## [Goal of the exercise]
Filter for the word "outside" and keep each matching line.

>> Begin Data supplied

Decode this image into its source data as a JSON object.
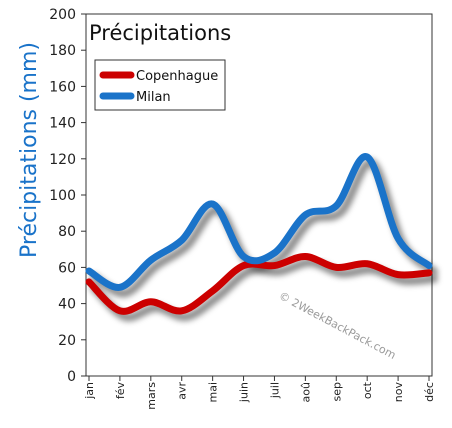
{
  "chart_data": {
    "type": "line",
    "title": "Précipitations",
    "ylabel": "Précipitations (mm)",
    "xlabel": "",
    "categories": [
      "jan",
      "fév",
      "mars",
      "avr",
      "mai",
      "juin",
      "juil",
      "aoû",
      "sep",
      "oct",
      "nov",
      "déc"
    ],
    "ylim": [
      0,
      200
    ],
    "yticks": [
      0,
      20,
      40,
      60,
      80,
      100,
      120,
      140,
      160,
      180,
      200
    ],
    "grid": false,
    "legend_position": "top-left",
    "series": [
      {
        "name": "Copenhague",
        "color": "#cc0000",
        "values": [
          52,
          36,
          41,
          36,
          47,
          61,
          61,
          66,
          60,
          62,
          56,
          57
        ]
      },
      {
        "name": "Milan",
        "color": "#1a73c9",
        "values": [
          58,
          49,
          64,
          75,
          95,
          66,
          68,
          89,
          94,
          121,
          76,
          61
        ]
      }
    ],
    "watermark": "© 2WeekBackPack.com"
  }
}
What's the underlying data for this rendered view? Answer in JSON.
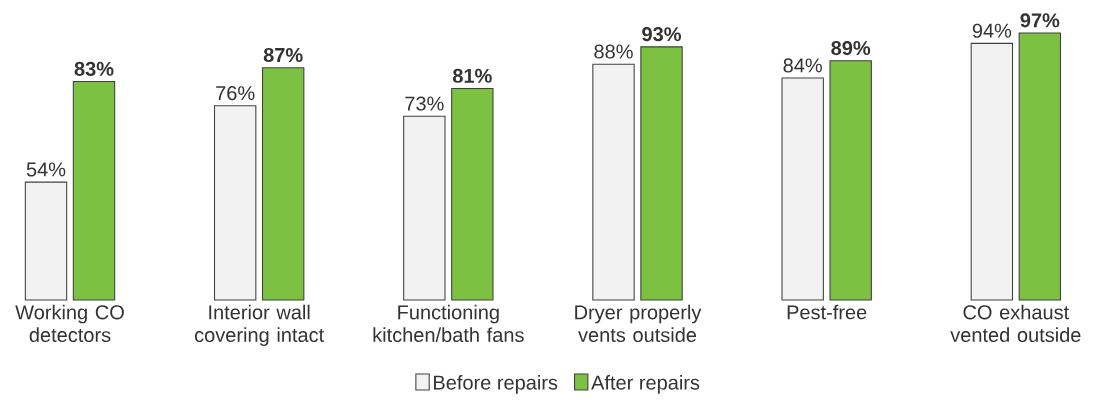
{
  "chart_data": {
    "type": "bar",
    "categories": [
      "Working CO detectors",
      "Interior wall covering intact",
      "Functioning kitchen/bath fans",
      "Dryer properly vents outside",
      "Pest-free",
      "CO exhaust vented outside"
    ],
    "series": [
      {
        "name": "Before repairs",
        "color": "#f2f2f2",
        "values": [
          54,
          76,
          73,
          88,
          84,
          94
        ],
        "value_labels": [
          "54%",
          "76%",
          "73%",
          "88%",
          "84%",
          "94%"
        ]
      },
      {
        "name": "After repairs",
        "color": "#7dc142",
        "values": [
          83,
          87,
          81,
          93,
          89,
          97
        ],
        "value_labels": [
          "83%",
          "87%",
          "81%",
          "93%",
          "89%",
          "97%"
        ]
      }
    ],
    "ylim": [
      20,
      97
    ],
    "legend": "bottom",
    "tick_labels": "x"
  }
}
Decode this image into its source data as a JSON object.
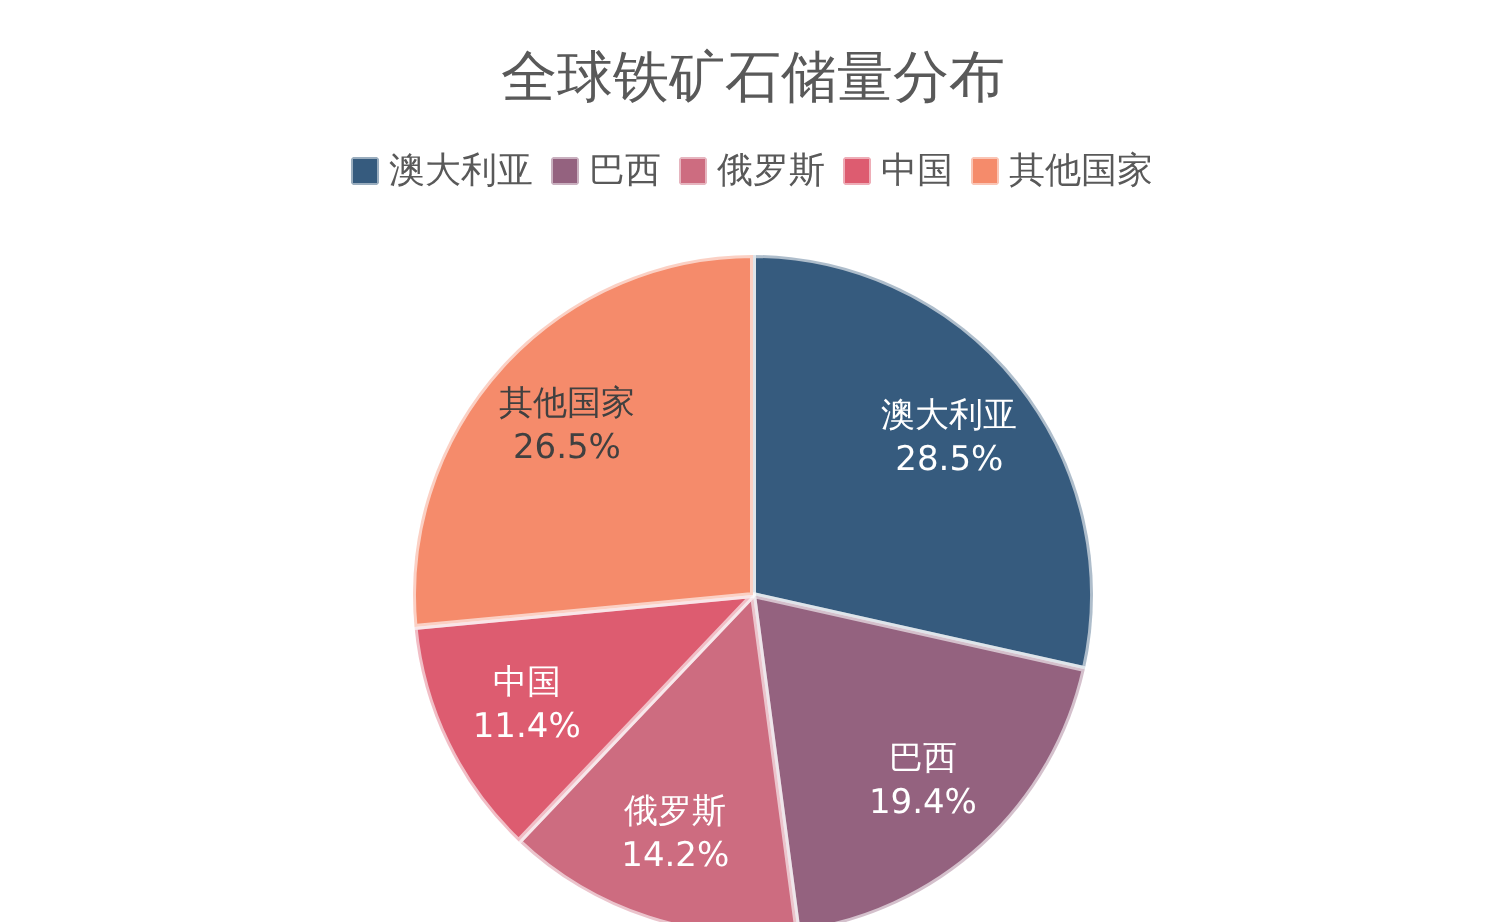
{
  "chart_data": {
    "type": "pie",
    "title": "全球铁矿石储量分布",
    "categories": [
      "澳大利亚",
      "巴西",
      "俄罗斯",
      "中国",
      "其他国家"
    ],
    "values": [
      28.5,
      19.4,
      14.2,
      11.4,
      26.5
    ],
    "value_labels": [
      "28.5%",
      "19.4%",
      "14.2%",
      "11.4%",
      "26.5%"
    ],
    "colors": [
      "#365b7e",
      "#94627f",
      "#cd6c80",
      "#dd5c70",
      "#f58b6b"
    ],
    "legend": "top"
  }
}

>> End Data supplied

## [Task answer]
      "Dryer properly vents outside",
      "CO exhaust vented outside"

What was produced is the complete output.